## Directive
Repeat every record exactly, but keep images out of the copy.

## Input for this task
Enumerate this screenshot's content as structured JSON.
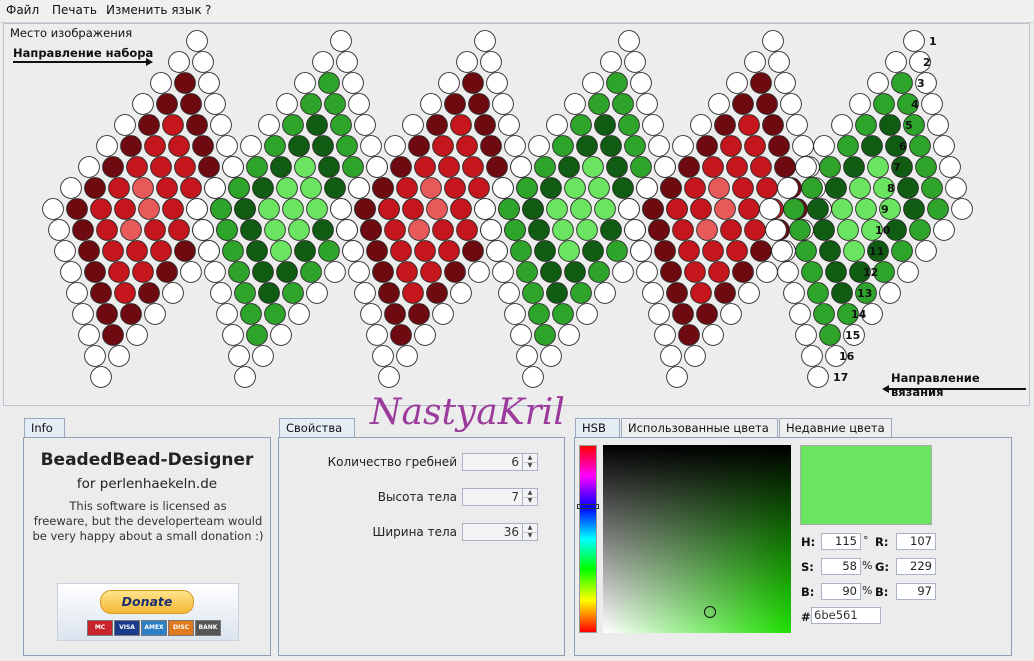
{
  "menu": [
    "Файл",
    "Печать",
    "Изменить язык",
    "?"
  ],
  "image_area": {
    "title": "Место изображения",
    "direction_set": "Направление набора",
    "direction_knit": "Направление вязания",
    "row_numbers": [
      "1",
      "2",
      "3",
      "4",
      "5",
      "6",
      "7",
      "8",
      "9",
      "10",
      "11",
      "12",
      "13",
      "14",
      "15",
      "16",
      "17"
    ]
  },
  "watermark": "NastyaKril",
  "info_panel": {
    "tab": "Info",
    "title": "BeadedBead-Designer",
    "subtitle": "for perlenhaekeln.de",
    "text_lines": [
      "This software is licensed as",
      "freeware, but the developerteam would",
      "be very happy about a small donation :)"
    ],
    "donate_label": "Donate",
    "cards": [
      "MC",
      "VISA",
      "AMEX",
      "DISC",
      "BANK"
    ]
  },
  "properties_panel": {
    "tab": "Свойства",
    "fields": [
      {
        "label": "Количество гребней",
        "value": "6"
      },
      {
        "label": "Высота тела",
        "value": "7"
      },
      {
        "label": "Ширина тела",
        "value": "36"
      }
    ]
  },
  "color_panel": {
    "tabs": [
      "HSB",
      "Использованные цвета",
      "Недавние цвета"
    ],
    "active_tab": "HSB",
    "preview_color": "#6be561",
    "h": "115",
    "s": "58",
    "b": "90",
    "r": "107",
    "g": "229",
    "b_rgb": "97",
    "hex": "6be561",
    "labels": {
      "h": "H:",
      "s": "S:",
      "b": "B:",
      "r": "R:",
      "g": "G:",
      "bb": "B:",
      "hash": "#"
    },
    "units": {
      "deg": "°",
      "pct": "%"
    }
  },
  "palette": {
    "white": "#ffffff",
    "dark_red": "#6e0a10",
    "red": "#c4161c",
    "light_red": "#e85a5a",
    "dark_green": "#0f5c12",
    "green": "#2ea52a",
    "light_green": "#6be561",
    "outline": "#2a2a2a"
  }
}
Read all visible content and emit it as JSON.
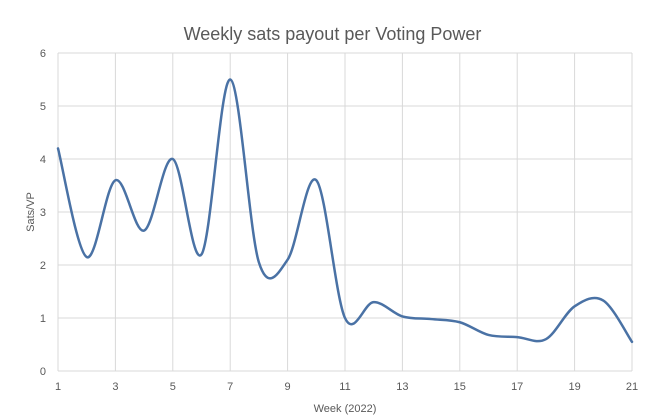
{
  "chart_data": {
    "type": "line",
    "title": "Weekly sats payout per Voting Power",
    "xlabel": "Week (2022)",
    "ylabel": "Sats/VP",
    "xlim": [
      1,
      21
    ],
    "ylim": [
      0,
      6
    ],
    "x_ticks": [
      1,
      3,
      5,
      7,
      9,
      11,
      13,
      15,
      17,
      19,
      21
    ],
    "y_ticks": [
      0,
      1,
      2,
      3,
      4,
      5,
      6
    ],
    "grid": true,
    "legend": "none",
    "smooth": true,
    "series": [
      {
        "color": "#4a72a5",
        "x": [
          1,
          2,
          3,
          4,
          5,
          6,
          7,
          8,
          9,
          10,
          11,
          12,
          13,
          14,
          15,
          16,
          17,
          18,
          19,
          20,
          21
        ],
        "y": [
          4.2,
          2.15,
          3.6,
          2.65,
          4.0,
          2.2,
          5.5,
          2.05,
          2.1,
          3.6,
          1.0,
          1.3,
          1.03,
          0.98,
          0.92,
          0.68,
          0.64,
          0.6,
          1.22,
          1.33,
          0.55
        ]
      }
    ]
  }
}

## Task response
Enumerate this screenshot's content as structured JSON.
{
  "menu": [
    "Файл",
    "Печать",
    "Изменить язык",
    "?"
  ],
  "image_area": {
    "title": "Место изображения",
    "direction_set": "Направление набора",
    "direction_knit": "Направление вязания",
    "row_numbers": [
      "1",
      "2",
      "3",
      "4",
      "5",
      "6",
      "7",
      "8",
      "9",
      "10",
      "11",
      "12",
      "13",
      "14",
      "15",
      "16",
      "17"
    ]
  },
  "watermark": "NastyaKril",
  "info_panel": {
    "tab": "Info",
    "title": "BeadedBead-Designer",
    "subtitle": "for perlenhaekeln.de",
    "text_lines": [
      "This software is licensed as",
      "freeware, but the developerteam would",
      "be very happy about a small donation :)"
    ],
    "donate_label": "Donate",
    "cards": [
      "MC",
      "VISA",
      "AMEX",
      "DISC",
      "BANK"
    ]
  },
  "properties_panel": {
    "tab": "Свойства",
    "fields": [
      {
        "label": "Количество гребней",
        "value": "6"
      },
      {
        "label": "Высота тела",
        "value": "7"
      },
      {
        "label": "Ширина тела",
        "value": "36"
      }
    ]
  },
  "color_panel": {
    "tabs": [
      "HSB",
      "Использованные цвета",
      "Недавние цвета"
    ],
    "active_tab": "HSB",
    "preview_color": "#6be561",
    "h": "115",
    "s": "58",
    "b": "90",
    "r": "107",
    "g": "229",
    "b_rgb": "97",
    "hex": "6be561",
    "labels": {
      "h": "H:",
      "s": "S:",
      "b": "B:",
      "r": "R:",
      "g": "G:",
      "bb": "B:",
      "hash": "#"
    },
    "units": {
      "deg": "°",
      "pct": "%"
    }
  },
  "palette": {
    "white": "#ffffff",
    "dark_red": "#6e0a10",
    "red": "#c4161c",
    "light_red": "#e85a5a",
    "dark_green": "#0f5c12",
    "green": "#2ea52a",
    "light_green": "#6be561",
    "outline": "#2a2a2a"
  }
}
Read all visible content and emit it as JSON.
{
  "chart_data": {
    "type": "line",
    "title": "Weekly sats payout per Voting Power",
    "xlabel": "Week (2022)",
    "ylabel": "Sats/VP",
    "xlim": [
      1,
      21
    ],
    "ylim": [
      0,
      6
    ],
    "x_ticks": [
      1,
      3,
      5,
      7,
      9,
      11,
      13,
      15,
      17,
      19,
      21
    ],
    "y_ticks": [
      0,
      1,
      2,
      3,
      4,
      5,
      6
    ],
    "grid": true,
    "legend": "none",
    "smooth": true,
    "series": [
      {
        "color": "#4a72a5",
        "x": [
          1,
          2,
          3,
          4,
          5,
          6,
          7,
          8,
          9,
          10,
          11,
          12,
          13,
          14,
          15,
          16,
          17,
          18,
          19,
          20,
          21
        ],
        "y": [
          4.2,
          2.15,
          3.6,
          2.65,
          4.0,
          2.2,
          5.5,
          2.05,
          2.1,
          3.6,
          1.0,
          1.3,
          1.03,
          0.98,
          0.92,
          0.68,
          0.64,
          0.6,
          1.22,
          1.33,
          0.55
        ]
      }
    ]
  }
}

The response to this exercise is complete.